● **The task**
Write out each line in which the string "title" is present.

* Start Available data *

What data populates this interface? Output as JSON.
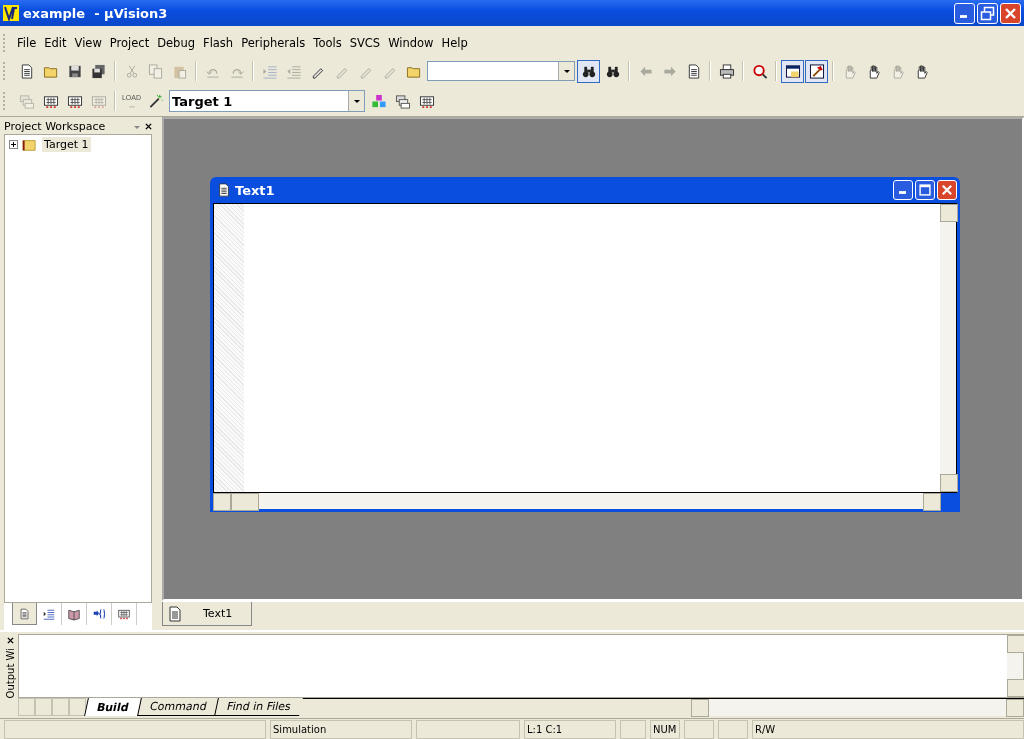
{
  "window": {
    "title": "example  - µVision3"
  },
  "menu": [
    "File",
    "Edit",
    "View",
    "Project",
    "Debug",
    "Flash",
    "Peripherals",
    "Tools",
    "SVCS",
    "Window",
    "Help"
  ],
  "toolbar1": {
    "groups": [
      [
        {
          "kind": "page",
          "disabled": false,
          "pressed": false
        },
        {
          "kind": "folder",
          "disabled": false,
          "pressed": false
        },
        {
          "kind": "floppy",
          "disabled": false,
          "pressed": false
        },
        {
          "kind": "floppies",
          "disabled": false,
          "pressed": false
        }
      ],
      [
        {
          "kind": "scissors",
          "disabled": true,
          "pressed": false
        },
        {
          "kind": "pages",
          "disabled": true,
          "pressed": false
        },
        {
          "kind": "clipboard",
          "disabled": true,
          "pressed": false
        }
      ],
      [
        {
          "kind": "undo",
          "disabled": true,
          "pressed": false
        },
        {
          "kind": "redo",
          "disabled": true,
          "pressed": false
        }
      ],
      [
        {
          "kind": "indent",
          "disabled": true,
          "pressed": false
        },
        {
          "kind": "outdent",
          "disabled": true,
          "pressed": false
        },
        {
          "kind": "pencil",
          "disabled": false,
          "pressed": false
        },
        {
          "kind": "pencil",
          "disabled": true,
          "pressed": false
        },
        {
          "kind": "pencil",
          "disabled": true,
          "pressed": false
        },
        {
          "kind": "pencil",
          "disabled": true,
          "pressed": false
        },
        {
          "kind": "folder",
          "disabled": false,
          "pressed": false
        }
      ]
    ],
    "groups_after": [
      [
        {
          "kind": "binoculars",
          "disabled": false,
          "pressed": true
        },
        {
          "kind": "binoculars",
          "disabled": false,
          "pressed": false
        }
      ],
      [
        {
          "kind": "arrow-left",
          "disabled": true,
          "pressed": false
        },
        {
          "kind": "arrow-right",
          "disabled": true,
          "pressed": false
        },
        {
          "kind": "page",
          "disabled": false,
          "pressed": false
        }
      ],
      [
        {
          "kind": "printer",
          "disabled": false,
          "pressed": false
        }
      ],
      [
        {
          "kind": "magnifier",
          "disabled": false,
          "pressed": false
        }
      ],
      [
        {
          "kind": "window",
          "disabled": false,
          "pressed": true
        },
        {
          "kind": "hammer",
          "disabled": false,
          "pressed": true
        }
      ],
      [
        {
          "kind": "hand",
          "disabled": true,
          "pressed": false
        },
        {
          "kind": "hand",
          "disabled": false,
          "pressed": false
        },
        {
          "kind": "hand",
          "disabled": true,
          "pressed": false
        },
        {
          "kind": "hand",
          "disabled": false,
          "pressed": false
        }
      ]
    ]
  },
  "toolbar2": {
    "groups": [
      [
        {
          "kind": "stack",
          "disabled": true,
          "pressed": false
        },
        {
          "kind": "grid",
          "disabled": false,
          "pressed": false
        },
        {
          "kind": "grid",
          "disabled": false,
          "pressed": false
        },
        {
          "kind": "grid",
          "disabled": true,
          "pressed": false
        }
      ],
      [
        {
          "kind": "load",
          "label": "LOAD",
          "disabled": true,
          "pressed": false
        },
        {
          "kind": "wand",
          "disabled": false,
          "pressed": false
        }
      ]
    ],
    "target_combo": {
      "value": "Target 1"
    },
    "groups_after": [
      [
        {
          "kind": "blocks",
          "disabled": false,
          "pressed": false
        },
        {
          "kind": "stack",
          "disabled": false,
          "pressed": false
        },
        {
          "kind": "grid",
          "disabled": false,
          "pressed": false
        }
      ]
    ]
  },
  "project_workspace": {
    "title": "Project Workspace",
    "tree": [
      {
        "label": "Target 1",
        "expanded": false,
        "selected": true
      }
    ],
    "tabs": [
      {
        "kind": "page",
        "selected": true
      },
      {
        "kind": "indent",
        "selected": false
      },
      {
        "kind": "book",
        "selected": false
      },
      {
        "kind": "braces",
        "selected": false
      },
      {
        "kind": "grid",
        "selected": false
      }
    ]
  },
  "document_window": {
    "title": "Text1"
  },
  "document_tabs": [
    {
      "label": "Text1",
      "selected": true
    }
  ],
  "output_window": {
    "title": "Output Wi",
    "tabs": [
      {
        "label": "Build",
        "selected": true
      },
      {
        "label": "Command",
        "selected": false
      },
      {
        "label": "Find in Files",
        "selected": false
      }
    ]
  },
  "status_bar": [
    "Simulation",
    "L:1 C:1",
    "NUM",
    "R/W"
  ]
}
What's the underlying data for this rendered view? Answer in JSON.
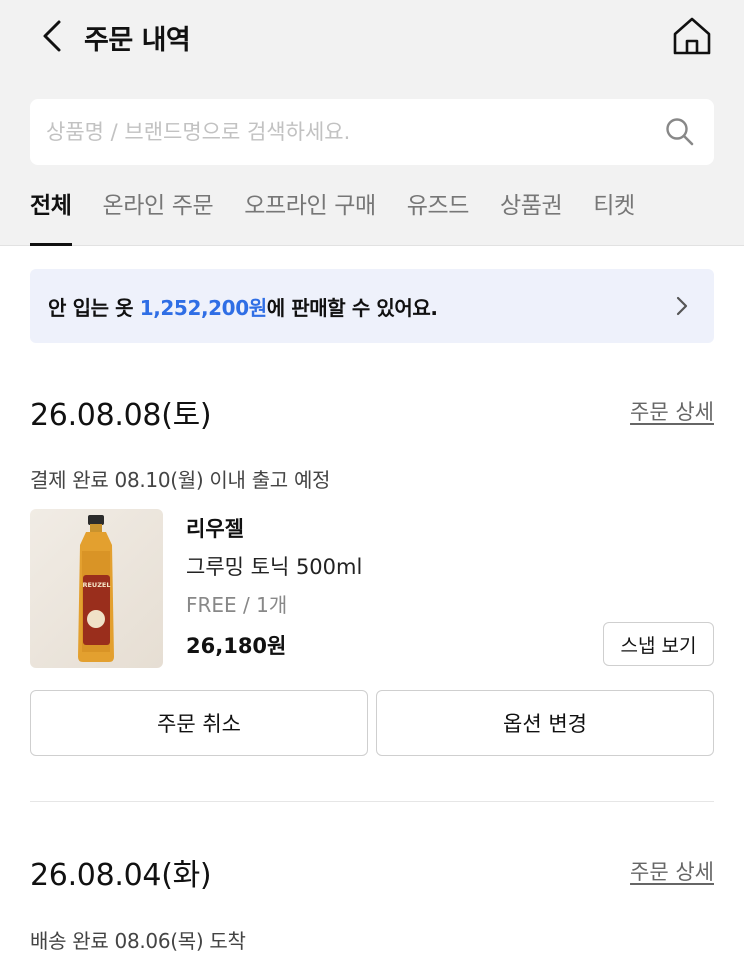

* End Available data *

● **Response to the task**
    "title": "example  - µVision3"
    "title": "Project Workspace",
    "title": "Text1"
    "title": "Output Wi",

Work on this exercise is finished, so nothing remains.